GIVEN INSTRUCTION
Set down the material once more, exactly as it appears.

------------------------------------------------

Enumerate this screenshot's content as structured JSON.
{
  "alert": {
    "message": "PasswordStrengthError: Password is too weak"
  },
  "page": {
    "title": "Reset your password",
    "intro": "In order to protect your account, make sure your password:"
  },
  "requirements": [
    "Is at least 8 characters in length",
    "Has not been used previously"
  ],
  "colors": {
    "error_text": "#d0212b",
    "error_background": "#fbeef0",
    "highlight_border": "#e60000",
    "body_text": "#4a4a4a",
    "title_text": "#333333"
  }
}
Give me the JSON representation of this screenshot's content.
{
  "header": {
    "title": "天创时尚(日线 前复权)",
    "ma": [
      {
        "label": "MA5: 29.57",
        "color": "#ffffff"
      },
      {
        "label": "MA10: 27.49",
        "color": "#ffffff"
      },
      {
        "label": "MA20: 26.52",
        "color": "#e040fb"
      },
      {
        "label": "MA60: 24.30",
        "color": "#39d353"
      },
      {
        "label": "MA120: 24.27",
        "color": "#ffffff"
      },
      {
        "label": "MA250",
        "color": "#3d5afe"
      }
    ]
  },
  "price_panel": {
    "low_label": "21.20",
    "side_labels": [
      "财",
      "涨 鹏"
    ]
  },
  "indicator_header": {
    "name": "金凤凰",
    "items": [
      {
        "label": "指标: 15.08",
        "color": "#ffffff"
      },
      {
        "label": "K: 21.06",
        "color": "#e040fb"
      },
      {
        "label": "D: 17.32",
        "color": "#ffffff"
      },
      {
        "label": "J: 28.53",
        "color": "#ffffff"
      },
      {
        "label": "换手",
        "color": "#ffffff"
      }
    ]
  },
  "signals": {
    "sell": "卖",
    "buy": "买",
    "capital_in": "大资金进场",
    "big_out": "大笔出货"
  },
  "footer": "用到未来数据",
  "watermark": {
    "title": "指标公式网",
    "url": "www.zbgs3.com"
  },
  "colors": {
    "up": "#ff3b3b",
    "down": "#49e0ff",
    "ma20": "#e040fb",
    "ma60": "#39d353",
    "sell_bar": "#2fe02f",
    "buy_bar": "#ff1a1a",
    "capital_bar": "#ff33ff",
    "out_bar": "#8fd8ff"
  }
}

------------------------------------------------

ANSWER FOR THIS EXERCISE
Enumerate this screenshot's content as structured JSON.
{
  "alert": {
    "message": "PasswordStrengthError: Password is too weak"
  },
  "page": {
    "title": "Reset your password",
    "intro": "In order to protect your account, make sure your password:"
  },
  "requirements": [
    "Is at least 8 characters in length",
    "Has not been used previously"
  ],
  "colors": {
    "error_text": "#d0212b",
    "error_background": "#fbeef0",
    "highlight_border": "#e60000",
    "body_text": "#4a4a4a",
    "title_text": "#333333"
  }
}
Give me the JSON representation of this screenshot's content.
{
  "header": {
    "title": "天创时尚(日线 前复权)",
    "ma": [
      {
        "label": "MA5: 29.57",
        "color": "#ffffff"
      },
      {
        "label": "MA10: 27.49",
        "color": "#ffffff"
      },
      {
        "label": "MA20: 26.52",
        "color": "#e040fb"
      },
      {
        "label": "MA60: 24.30",
        "color": "#39d353"
      },
      {
        "label": "MA120: 24.27",
        "color": "#ffffff"
      },
      {
        "label": "MA250",
        "color": "#3d5afe"
      }
    ]
  },
  "price_panel": {
    "low_label": "21.20",
    "side_labels": [
      "财",
      "涨 鹏"
    ]
  },
  "indicator_header": {
    "name": "金凤凰",
    "items": [
      {
        "label": "指标: 15.08",
        "color": "#ffffff"
      },
      {
        "label": "K: 21.06",
        "color": "#e040fb"
      },
      {
        "label": "D: 17.32",
        "color": "#ffffff"
      },
      {
        "label": "J: 28.53",
        "color": "#ffffff"
      },
      {
        "label": "换手",
        "color": "#ffffff"
      }
    ]
  },
  "signals": {
    "sell": "卖",
    "buy": "买",
    "capital_in": "大资金进场",
    "big_out": "大笔出货"
  },
  "footer": "用到未来数据",
  "watermark": {
    "title": "指标公式网",
    "url": "www.zbgs3.com"
  },
  "colors": {
    "up": "#ff3b3b",
    "down": "#49e0ff",
    "ma20": "#e040fb",
    "ma60": "#39d353",
    "sell_bar": "#2fe02f",
    "buy_bar": "#ff1a1a",
    "capital_bar": "#ff33ff",
    "out_bar": "#8fd8ff"
  }
}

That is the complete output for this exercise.